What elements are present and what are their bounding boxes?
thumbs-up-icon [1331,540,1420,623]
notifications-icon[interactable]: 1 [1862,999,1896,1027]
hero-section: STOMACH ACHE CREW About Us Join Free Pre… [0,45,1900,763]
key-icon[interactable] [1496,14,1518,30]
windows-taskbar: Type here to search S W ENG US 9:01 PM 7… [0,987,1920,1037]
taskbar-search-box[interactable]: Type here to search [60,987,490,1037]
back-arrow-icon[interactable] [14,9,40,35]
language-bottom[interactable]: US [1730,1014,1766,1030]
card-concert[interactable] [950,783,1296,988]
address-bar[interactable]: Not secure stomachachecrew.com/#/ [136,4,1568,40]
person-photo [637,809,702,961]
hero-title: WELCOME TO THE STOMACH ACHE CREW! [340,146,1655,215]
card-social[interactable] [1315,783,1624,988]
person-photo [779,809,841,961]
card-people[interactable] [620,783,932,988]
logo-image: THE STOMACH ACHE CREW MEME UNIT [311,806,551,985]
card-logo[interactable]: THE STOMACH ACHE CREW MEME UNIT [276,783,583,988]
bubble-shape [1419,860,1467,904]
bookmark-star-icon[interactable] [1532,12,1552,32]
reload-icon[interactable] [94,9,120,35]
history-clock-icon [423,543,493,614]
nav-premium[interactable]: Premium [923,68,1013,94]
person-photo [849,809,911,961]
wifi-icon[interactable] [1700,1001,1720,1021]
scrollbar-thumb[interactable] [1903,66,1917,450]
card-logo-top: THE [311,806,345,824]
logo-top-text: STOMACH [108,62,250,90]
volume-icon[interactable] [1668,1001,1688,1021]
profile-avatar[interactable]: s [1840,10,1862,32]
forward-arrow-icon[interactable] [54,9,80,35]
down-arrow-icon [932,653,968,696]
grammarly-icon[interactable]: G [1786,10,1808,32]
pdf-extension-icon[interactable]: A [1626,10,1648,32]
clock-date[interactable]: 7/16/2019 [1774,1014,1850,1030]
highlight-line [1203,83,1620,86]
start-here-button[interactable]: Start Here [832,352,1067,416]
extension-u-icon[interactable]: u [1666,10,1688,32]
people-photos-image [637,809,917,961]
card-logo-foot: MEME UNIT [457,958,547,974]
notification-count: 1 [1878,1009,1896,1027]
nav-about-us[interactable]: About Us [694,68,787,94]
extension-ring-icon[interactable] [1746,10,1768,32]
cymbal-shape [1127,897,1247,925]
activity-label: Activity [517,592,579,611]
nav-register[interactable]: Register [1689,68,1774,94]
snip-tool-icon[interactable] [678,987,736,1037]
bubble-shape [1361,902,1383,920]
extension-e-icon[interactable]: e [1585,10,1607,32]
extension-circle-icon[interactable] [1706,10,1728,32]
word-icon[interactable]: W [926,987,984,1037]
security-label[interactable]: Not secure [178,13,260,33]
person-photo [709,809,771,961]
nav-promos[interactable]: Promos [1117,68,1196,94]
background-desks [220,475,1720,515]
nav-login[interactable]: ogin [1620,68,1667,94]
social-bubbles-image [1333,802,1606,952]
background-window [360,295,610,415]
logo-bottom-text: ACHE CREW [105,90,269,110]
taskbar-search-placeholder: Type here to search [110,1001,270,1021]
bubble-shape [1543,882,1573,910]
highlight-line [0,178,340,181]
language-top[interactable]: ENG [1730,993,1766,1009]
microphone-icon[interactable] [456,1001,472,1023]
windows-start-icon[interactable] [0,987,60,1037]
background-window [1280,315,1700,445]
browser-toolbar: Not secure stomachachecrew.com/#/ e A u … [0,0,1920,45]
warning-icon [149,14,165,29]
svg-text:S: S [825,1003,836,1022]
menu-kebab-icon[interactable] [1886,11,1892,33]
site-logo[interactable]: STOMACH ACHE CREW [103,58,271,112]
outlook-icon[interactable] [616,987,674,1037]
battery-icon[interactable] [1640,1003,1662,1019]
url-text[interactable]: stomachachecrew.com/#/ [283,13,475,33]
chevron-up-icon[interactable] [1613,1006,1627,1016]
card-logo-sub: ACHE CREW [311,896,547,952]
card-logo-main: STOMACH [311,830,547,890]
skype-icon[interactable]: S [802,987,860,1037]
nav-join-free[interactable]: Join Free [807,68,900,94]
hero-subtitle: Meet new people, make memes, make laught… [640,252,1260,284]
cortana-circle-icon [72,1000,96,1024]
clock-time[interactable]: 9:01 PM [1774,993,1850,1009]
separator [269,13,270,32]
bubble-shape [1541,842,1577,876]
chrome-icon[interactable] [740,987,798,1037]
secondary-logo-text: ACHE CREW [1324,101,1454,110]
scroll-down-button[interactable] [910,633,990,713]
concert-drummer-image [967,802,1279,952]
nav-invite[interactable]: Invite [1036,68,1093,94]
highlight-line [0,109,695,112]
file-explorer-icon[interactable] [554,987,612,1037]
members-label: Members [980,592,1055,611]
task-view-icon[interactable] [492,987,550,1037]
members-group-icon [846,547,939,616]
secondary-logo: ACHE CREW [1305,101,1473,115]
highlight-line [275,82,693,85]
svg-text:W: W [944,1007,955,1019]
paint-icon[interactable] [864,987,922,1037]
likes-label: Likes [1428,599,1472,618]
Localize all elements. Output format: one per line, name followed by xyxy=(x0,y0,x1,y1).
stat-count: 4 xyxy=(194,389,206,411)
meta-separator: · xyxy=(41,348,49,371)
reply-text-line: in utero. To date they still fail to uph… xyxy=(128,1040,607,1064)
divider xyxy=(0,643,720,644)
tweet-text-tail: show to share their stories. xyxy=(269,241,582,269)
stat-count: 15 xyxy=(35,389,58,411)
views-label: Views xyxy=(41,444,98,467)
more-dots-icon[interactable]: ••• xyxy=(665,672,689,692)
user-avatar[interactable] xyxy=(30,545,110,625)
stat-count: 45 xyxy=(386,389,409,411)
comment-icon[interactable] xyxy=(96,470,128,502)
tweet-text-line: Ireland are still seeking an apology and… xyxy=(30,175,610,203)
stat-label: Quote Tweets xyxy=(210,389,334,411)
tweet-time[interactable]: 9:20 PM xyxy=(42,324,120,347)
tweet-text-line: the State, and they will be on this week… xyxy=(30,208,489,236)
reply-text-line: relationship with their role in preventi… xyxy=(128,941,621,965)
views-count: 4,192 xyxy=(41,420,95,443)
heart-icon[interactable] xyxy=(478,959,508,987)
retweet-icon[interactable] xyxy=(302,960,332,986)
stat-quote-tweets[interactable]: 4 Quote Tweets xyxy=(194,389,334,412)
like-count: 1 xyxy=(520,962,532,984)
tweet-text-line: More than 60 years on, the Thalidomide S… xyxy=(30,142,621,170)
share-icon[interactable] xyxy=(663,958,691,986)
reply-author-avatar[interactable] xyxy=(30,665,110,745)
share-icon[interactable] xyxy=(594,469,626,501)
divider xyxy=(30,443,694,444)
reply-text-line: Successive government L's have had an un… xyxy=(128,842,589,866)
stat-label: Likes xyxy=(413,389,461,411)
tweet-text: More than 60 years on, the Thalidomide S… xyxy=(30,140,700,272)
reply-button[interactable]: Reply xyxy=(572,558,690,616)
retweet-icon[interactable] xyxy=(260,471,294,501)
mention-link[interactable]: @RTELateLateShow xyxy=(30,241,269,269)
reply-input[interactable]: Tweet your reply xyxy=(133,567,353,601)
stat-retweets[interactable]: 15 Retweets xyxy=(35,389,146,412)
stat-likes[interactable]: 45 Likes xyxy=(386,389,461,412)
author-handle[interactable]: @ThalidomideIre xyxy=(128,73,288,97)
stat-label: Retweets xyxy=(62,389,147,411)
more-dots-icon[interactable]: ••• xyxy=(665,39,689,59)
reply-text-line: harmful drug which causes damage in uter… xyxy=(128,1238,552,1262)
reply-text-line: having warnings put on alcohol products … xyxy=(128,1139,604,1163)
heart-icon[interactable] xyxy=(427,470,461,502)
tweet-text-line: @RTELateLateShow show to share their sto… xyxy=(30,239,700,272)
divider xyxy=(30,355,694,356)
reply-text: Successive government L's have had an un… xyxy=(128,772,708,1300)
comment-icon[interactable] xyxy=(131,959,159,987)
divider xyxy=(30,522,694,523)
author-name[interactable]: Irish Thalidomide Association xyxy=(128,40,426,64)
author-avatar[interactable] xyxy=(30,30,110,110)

-- PROBLEM DETAILS --
Can you change "interactable" to "clickable" in the records from the start through the line with "profile-avatar[interactable]: s [1840,10,1862,32]", repeating those lines with everything else left the same?

-- EXPECTED ANSWER --
What elements are present and what are their bounding boxes?
thumbs-up-icon [1331,540,1420,623]
notifications-icon[clickable]: 1 [1862,999,1896,1027]
hero-section: STOMACH ACHE CREW About Us Join Free Pre… [0,45,1900,763]
key-icon[clickable] [1496,14,1518,30]
windows-taskbar: Type here to search S W ENG US 9:01 PM 7… [0,987,1920,1037]
taskbar-search-box[clickable]: Type here to search [60,987,490,1037]
back-arrow-icon[clickable] [14,9,40,35]
language-bottom[clickable]: US [1730,1014,1766,1030]
card-concert[clickable] [950,783,1296,988]
address-bar[clickable]: Not secure stomachachecrew.com/#/ [136,4,1568,40]
person-photo [637,809,702,961]
hero-title: WELCOME TO THE STOMACH ACHE CREW! [340,146,1655,215]
card-social[clickable] [1315,783,1624,988]
person-photo [779,809,841,961]
card-people[clickable] [620,783,932,988]
logo-image: THE STOMACH ACHE CREW MEME UNIT [311,806,551,985]
card-logo[clickable]: THE STOMACH ACHE CREW MEME UNIT [276,783,583,988]
bubble-shape [1419,860,1467,904]
bookmark-star-icon[clickable] [1532,12,1552,32]
reload-icon[clickable] [94,9,120,35]
history-clock-icon [423,543,493,614]
nav-premium[clickable]: Premium [923,68,1013,94]
person-photo [849,809,911,961]
wifi-icon[clickable] [1700,1001,1720,1021]
scrollbar-thumb[clickable] [1903,66,1917,450]
card-logo-top: THE [311,806,345,824]
logo-top-text: STOMACH [108,62,250,90]
volume-icon[clickable] [1668,1001,1688,1021]
profile-avatar[clickable]: s [1840,10,1862,32]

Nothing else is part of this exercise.